### DATA EXCERPTS
==*==
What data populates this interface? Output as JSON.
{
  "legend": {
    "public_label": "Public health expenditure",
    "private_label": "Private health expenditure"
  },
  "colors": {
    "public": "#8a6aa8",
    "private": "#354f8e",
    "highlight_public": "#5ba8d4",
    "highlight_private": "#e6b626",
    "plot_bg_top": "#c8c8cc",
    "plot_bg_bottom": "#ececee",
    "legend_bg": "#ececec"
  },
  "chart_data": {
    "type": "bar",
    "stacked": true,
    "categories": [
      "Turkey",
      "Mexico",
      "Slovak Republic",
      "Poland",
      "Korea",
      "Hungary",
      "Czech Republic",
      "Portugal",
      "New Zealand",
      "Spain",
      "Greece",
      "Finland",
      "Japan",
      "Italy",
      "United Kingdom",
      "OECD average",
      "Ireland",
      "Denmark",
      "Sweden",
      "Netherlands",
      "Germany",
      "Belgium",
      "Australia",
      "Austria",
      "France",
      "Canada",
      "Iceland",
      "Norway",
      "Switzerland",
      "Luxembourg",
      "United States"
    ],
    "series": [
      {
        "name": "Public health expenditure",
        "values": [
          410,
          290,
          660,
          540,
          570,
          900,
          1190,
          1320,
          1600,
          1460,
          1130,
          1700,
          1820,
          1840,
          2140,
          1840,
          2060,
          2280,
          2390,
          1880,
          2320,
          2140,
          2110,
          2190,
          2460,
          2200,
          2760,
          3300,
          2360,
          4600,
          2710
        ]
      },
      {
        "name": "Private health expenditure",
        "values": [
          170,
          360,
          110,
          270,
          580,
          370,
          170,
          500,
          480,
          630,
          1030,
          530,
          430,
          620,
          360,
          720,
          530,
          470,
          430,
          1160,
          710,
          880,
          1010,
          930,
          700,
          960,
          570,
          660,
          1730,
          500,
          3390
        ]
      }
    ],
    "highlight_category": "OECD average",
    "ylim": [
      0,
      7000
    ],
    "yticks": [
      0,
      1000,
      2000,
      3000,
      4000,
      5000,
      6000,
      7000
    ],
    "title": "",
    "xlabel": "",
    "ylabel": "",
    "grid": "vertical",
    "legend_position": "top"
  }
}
==*==
Of all the lines in the data above, state how many include "average". Say only the number.

2